▶ _Exercise_
The data below should be printed in full, exactly, and without any of its images.
═════ Record extracts ═════
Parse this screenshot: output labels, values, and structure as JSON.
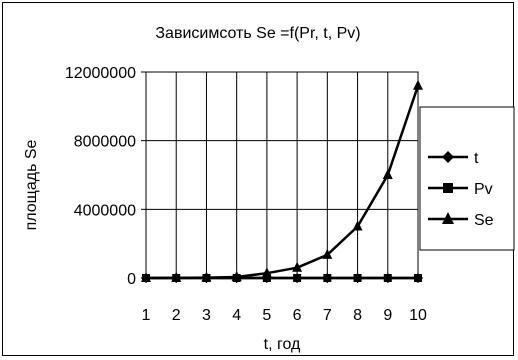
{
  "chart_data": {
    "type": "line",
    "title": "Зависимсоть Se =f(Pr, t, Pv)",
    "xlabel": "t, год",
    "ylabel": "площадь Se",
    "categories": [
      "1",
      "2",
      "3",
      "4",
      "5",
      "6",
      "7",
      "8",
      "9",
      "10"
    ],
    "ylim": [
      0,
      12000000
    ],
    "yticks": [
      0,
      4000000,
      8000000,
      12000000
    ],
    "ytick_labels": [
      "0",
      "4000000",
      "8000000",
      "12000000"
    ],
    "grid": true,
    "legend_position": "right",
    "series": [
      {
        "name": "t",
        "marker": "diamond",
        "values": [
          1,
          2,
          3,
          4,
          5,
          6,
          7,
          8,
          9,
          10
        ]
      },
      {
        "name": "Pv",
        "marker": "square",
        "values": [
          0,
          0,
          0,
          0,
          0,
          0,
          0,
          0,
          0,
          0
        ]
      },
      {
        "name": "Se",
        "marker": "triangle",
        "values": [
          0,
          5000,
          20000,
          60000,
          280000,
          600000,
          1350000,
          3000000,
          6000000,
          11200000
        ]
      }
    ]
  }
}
═════
▶ _Task response_
Parse this screenshot: output labels, values, and structure as JSON.
{
  "chart_data": {
    "type": "line",
    "title": "Зависимсоть Se =f(Pr, t, Pv)",
    "xlabel": "t, год",
    "ylabel": "площадь Se",
    "categories": [
      "1",
      "2",
      "3",
      "4",
      "5",
      "6",
      "7",
      "8",
      "9",
      "10"
    ],
    "ylim": [
      0,
      12000000
    ],
    "yticks": [
      0,
      4000000,
      8000000,
      12000000
    ],
    "ytick_labels": [
      "0",
      "4000000",
      "8000000",
      "12000000"
    ],
    "grid": true,
    "legend_position": "right",
    "series": [
      {
        "name": "t",
        "marker": "diamond",
        "values": [
          1,
          2,
          3,
          4,
          5,
          6,
          7,
          8,
          9,
          10
        ]
      },
      {
        "name": "Pv",
        "marker": "square",
        "values": [
          0,
          0,
          0,
          0,
          0,
          0,
          0,
          0,
          0,
          0
        ]
      },
      {
        "name": "Se",
        "marker": "triangle",
        "values": [
          0,
          5000,
          20000,
          60000,
          280000,
          600000,
          1350000,
          3000000,
          6000000,
          11200000
        ]
      }
    ]
  }
}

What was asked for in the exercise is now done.